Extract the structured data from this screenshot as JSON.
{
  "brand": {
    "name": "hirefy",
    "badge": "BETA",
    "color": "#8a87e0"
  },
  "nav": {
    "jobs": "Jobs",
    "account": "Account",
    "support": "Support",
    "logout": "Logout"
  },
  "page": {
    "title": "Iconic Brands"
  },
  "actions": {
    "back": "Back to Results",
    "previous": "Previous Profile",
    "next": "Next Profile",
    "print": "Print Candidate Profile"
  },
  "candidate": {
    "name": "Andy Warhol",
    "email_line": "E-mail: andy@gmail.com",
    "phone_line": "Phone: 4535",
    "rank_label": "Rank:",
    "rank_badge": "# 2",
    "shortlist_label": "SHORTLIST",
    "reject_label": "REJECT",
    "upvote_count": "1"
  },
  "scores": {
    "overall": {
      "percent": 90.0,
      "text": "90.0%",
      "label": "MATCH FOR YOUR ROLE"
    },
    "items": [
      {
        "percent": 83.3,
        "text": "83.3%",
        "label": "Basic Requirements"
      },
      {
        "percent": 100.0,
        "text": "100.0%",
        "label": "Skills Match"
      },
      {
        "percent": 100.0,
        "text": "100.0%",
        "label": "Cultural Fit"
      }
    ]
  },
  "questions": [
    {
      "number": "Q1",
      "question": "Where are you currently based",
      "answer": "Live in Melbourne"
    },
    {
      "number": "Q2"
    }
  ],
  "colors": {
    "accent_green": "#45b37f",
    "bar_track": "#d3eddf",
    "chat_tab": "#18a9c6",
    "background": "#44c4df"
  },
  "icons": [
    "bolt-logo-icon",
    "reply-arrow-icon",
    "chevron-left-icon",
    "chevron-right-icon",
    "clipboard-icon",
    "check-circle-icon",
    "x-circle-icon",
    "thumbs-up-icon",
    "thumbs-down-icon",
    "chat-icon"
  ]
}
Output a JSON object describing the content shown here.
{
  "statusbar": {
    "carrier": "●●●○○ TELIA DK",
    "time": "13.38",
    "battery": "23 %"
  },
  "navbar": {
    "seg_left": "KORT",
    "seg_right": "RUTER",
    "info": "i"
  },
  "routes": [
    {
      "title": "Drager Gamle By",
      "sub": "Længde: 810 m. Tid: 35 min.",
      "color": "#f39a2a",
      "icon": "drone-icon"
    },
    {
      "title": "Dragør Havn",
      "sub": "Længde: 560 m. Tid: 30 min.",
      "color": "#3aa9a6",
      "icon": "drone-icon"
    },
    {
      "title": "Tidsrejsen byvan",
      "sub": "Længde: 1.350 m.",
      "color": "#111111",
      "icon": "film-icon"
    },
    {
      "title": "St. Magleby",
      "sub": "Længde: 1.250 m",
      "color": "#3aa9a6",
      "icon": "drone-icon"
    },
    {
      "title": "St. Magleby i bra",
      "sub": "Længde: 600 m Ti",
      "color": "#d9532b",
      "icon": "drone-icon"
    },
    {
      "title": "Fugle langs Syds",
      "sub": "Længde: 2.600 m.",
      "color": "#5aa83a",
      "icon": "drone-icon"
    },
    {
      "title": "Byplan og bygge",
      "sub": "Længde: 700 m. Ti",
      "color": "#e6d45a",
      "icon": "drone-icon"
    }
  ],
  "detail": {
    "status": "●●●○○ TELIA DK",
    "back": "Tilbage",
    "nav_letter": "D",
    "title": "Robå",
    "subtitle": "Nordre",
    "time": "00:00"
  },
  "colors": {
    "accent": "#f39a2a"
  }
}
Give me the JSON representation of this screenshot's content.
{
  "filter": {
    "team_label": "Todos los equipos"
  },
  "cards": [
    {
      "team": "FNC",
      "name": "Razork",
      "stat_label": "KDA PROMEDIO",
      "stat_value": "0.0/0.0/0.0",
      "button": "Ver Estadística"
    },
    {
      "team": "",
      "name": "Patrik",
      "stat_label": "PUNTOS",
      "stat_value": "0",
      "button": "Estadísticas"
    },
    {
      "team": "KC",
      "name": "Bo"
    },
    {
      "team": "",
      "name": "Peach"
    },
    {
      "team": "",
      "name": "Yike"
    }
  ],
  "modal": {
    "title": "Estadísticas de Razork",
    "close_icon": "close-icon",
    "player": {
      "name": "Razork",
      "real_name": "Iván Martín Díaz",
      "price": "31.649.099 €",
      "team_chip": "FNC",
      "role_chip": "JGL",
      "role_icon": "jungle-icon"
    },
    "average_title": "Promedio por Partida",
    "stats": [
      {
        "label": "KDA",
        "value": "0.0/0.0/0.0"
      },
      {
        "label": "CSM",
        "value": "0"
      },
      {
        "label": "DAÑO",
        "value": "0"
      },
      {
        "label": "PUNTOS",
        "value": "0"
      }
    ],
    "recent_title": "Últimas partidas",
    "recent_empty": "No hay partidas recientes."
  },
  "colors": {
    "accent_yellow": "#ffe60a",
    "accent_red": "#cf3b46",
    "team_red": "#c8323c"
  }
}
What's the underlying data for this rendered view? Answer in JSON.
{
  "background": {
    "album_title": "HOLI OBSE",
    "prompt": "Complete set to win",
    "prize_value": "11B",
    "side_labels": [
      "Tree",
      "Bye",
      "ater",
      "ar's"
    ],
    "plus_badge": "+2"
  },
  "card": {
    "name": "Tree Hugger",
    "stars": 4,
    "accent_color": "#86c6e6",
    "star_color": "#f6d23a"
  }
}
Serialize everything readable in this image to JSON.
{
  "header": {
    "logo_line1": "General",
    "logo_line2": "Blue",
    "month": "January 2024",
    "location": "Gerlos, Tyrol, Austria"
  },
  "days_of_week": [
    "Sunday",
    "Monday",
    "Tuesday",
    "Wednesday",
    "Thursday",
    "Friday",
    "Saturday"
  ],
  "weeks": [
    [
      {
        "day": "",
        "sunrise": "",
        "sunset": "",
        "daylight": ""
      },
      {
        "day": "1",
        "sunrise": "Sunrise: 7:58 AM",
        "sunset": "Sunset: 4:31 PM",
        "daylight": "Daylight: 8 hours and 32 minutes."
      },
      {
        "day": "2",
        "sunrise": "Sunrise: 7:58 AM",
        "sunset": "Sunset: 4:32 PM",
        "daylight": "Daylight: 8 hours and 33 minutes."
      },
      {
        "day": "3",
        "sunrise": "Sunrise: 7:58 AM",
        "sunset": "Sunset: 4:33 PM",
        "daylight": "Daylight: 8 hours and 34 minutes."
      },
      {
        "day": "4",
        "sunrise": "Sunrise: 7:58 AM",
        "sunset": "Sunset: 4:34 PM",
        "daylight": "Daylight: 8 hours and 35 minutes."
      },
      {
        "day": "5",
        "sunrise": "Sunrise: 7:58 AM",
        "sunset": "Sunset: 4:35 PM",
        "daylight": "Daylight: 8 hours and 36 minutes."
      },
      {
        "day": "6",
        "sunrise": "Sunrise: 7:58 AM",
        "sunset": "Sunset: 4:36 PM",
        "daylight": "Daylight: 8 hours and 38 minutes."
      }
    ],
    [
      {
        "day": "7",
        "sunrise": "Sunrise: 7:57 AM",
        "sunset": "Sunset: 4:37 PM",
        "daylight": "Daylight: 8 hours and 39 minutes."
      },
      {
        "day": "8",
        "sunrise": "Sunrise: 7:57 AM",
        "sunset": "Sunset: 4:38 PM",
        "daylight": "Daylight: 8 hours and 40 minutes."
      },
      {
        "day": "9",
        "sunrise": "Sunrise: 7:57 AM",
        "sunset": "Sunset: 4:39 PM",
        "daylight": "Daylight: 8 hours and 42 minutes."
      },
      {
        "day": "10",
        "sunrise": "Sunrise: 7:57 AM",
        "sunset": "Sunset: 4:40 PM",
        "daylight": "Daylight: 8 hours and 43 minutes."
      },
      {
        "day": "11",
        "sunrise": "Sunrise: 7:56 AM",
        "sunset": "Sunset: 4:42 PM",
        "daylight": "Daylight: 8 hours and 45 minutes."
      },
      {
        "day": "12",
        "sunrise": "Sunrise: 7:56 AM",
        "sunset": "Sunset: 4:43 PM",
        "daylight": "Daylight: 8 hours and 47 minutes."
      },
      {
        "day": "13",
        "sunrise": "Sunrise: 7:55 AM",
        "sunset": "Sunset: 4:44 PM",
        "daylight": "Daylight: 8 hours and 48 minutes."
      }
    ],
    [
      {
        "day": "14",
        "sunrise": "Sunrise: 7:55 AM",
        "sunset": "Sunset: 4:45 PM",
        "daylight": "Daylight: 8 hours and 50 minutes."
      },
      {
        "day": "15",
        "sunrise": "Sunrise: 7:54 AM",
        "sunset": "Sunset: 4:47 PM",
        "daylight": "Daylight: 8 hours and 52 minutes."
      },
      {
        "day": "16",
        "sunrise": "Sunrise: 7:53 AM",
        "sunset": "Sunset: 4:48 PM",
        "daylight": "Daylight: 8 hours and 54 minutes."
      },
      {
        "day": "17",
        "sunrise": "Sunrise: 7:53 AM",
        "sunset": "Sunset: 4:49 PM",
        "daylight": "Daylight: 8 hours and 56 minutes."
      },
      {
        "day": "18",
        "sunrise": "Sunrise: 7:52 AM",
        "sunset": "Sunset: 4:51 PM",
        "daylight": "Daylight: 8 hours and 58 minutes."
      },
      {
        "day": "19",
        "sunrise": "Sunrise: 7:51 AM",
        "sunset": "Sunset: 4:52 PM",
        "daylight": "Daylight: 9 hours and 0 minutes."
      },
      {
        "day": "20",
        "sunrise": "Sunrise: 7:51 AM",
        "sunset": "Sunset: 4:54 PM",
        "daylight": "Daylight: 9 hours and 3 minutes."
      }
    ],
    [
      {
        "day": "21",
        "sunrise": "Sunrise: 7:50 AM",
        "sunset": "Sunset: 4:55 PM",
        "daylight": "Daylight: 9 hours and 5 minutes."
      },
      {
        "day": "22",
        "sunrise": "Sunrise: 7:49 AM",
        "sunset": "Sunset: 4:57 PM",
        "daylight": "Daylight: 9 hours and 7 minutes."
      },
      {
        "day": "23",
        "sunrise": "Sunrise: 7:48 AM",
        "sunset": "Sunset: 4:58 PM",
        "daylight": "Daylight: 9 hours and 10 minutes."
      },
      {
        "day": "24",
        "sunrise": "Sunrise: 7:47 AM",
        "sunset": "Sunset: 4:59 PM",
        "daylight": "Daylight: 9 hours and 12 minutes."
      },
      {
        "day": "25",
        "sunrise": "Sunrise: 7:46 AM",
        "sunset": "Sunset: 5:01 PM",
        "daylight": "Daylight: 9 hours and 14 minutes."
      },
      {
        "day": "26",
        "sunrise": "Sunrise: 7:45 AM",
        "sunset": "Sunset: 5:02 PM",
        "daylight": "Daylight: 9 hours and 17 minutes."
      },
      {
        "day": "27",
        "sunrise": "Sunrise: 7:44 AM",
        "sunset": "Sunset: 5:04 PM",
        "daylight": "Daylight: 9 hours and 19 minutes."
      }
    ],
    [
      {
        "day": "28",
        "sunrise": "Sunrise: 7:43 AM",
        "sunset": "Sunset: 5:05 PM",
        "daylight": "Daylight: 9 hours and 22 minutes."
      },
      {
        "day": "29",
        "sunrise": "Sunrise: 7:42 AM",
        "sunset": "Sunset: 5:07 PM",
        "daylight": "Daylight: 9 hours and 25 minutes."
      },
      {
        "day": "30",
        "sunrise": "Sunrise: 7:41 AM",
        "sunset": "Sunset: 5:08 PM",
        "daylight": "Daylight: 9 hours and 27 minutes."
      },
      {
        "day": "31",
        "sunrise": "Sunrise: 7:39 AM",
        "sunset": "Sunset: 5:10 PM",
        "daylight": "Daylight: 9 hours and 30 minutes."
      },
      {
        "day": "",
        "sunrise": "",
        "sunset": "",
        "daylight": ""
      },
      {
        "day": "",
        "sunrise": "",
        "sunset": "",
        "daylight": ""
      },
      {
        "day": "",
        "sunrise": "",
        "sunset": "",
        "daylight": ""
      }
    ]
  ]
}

_ _ _ _ _

* _WRITTEN PROBLEM_
Copy every line of the listing containing the string "this".

* _RESULT BELOW_
Extract the structured data from this screenshot as JSON.
Give me the JSON representation of this screenshot's content.
What's the underlying data for this rendered view? Answer in JSON.
Serialize everything readable in this image to JSON.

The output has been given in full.